● **Tarefa proposta 1**:
De acordo com o texto sobre o filme Resolution, em que o amigo que o protagonista tenta desintoxicar é viciado?

● **Trecho do documento**:

O filme Resolution (2012) é um desafio conceitual ao espectador. Em uma estimulante combinação de desconstrução metalinguística e misticismo gnóstico o filme é um verdadeiro sopro de renovação no subgênero “horror-em-cabanas-remotas” de filmes como “A Morte do Demônio”, “A Cabana do Inferno” ou “A Bruxa de Blair”. Não espere festas com jovens bebendo e fazendo sexo enquanto demônios estão à espreita para matar. Ao contrário, o filme oferece um enigmático jogo mental onde, enquanto o protagonista tenta desintoxicar um amigo viciado em crack, cresce o mistério entorno daquela cabana onde estão: será que os estranhos acontecimentos fazem parte de alguma conspiração de seitas ocultistas, de alienígenas ou apenas de traficantes? Ou a realidade é tão ilusória quanto uma película cinematográfica. A resposta pode ser mais radical do que filmes como “Matrix” e “A Origem”.

Dentro da história da linguagem cinematográfica vivemos uma momento cada vez mais auto-referencial e metalinguístico. E não estamos falando de filmes de arte ou de vanguarda, mas de filmes que integram circuitos comerciais de distribuição, filmes que parecem querer desconstruir o gênero, a cultura pop e a própria linguagem cinematográfica.

Após o gnosticismo pop de filmes como Show de TrumanMatrix e A Origem onde a realidade é desconstruída a tal ponto que o protagonista não consegue mais distinguir o que é simulação e realidade, acompanhamos nesse início de século uma nova tendência de desconstrução, dessa vez do próprio cinema, onde o roteiro, produção, linguagem etc. acabam se tornando o próprio tema dos filmes.

De filmes como Mais Estranho Que a Ficção (onde o protagonista descobre que a sua vida é uma narrativa que está sendo criada por uma escritora), passando pelo experimentalismo de David Lynch em Império dos Sonhos (onde assistimos a mais de três horas de um filme cuja narrativa caótica se deve ao fato de que estamos diante de cenas de uma produção não editada) até chegar em O Segredo da Cabana (onde a desconstrução do gênero se encontra com a desconstrução da própria realidade ao melhor estilo Matrix), vemos amostras do crescimento de um sensibilidade contemporânea cada vez mais auto-referencial e metalinguística.

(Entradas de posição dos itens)
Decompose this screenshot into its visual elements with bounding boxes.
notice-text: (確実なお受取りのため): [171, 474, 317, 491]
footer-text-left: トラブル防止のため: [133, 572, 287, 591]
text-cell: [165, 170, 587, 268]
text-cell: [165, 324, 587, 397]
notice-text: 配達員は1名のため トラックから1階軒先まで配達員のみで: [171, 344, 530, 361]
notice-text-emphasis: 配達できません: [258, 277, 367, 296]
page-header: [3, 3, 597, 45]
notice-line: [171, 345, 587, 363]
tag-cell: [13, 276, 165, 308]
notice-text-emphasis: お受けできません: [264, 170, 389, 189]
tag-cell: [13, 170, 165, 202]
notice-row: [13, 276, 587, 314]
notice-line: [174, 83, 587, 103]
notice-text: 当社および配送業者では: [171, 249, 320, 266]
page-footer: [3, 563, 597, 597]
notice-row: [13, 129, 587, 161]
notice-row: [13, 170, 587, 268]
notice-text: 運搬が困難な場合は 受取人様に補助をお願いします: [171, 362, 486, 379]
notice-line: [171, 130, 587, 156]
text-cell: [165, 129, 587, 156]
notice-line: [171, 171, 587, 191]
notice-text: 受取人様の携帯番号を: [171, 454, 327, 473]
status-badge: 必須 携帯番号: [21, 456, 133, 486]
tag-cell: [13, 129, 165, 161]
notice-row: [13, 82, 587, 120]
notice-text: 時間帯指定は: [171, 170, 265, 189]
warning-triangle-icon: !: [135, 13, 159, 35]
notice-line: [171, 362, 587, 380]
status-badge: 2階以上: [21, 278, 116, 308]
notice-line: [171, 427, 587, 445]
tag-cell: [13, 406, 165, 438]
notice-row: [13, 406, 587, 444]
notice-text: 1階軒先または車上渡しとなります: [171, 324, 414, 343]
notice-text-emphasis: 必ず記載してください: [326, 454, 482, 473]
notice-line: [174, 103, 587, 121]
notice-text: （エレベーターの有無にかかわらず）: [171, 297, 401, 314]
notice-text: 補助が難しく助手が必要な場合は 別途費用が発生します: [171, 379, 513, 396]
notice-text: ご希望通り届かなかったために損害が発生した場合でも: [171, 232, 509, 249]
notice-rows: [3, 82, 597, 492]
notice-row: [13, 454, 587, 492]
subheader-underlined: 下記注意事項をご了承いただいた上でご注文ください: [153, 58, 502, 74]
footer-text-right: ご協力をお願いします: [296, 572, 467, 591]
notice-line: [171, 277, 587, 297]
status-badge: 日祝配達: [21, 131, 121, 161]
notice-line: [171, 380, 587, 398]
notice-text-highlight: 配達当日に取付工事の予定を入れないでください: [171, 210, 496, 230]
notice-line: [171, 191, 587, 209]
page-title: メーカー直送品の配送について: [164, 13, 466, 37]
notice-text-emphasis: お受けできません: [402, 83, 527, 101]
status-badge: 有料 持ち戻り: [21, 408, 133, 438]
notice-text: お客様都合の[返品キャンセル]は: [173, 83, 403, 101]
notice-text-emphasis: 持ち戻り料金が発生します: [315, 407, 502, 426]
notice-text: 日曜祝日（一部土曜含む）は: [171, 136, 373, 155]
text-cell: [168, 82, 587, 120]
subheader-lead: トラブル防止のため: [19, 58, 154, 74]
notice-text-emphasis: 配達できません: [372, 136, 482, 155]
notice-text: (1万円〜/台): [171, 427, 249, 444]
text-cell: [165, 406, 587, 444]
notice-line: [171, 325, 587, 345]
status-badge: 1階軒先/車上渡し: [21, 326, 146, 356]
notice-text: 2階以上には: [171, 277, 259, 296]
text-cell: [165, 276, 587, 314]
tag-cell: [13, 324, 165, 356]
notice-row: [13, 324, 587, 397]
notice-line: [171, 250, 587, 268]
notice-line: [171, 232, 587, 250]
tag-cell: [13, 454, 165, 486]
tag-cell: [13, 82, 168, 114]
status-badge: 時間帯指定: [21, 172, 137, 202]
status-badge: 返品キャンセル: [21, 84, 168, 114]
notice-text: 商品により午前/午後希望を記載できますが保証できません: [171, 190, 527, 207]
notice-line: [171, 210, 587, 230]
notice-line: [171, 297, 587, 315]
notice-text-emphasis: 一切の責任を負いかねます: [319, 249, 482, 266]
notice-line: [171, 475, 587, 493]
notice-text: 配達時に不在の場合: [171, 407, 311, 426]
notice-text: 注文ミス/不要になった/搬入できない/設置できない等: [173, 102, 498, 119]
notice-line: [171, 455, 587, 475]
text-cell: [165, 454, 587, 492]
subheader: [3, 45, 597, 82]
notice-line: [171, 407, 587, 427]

● **Tarefa proposta 2**:
Reproduza as linhas dos dados brutos desde a primeira até a linha que contém "notice-row: [13, 276, 587, 314]", incluindo ambas.

● **Resposta completa 1**:
O amigo é viciado em crack.

● **Resposta completa 2**:
Decompose this screenshot into its visual elements with bounding boxes.
notice-text: (確実なお受取りのため): [171, 474, 317, 491]
footer-text-left: トラブル防止のため: [133, 572, 287, 591]
text-cell: [165, 170, 587, 268]
text-cell: [165, 324, 587, 397]
notice-text: 配達員は1名のため トラックから1階軒先まで配達員のみで: [171, 344, 530, 361]
notice-text-emphasis: 配達できません: [258, 277, 367, 296]
page-header: [3, 3, 597, 45]
notice-line: [171, 345, 587, 363]
tag-cell: [13, 276, 165, 308]
notice-text-emphasis: お受けできません: [264, 170, 389, 189]
tag-cell: [13, 170, 165, 202]
notice-row: [13, 276, 587, 314]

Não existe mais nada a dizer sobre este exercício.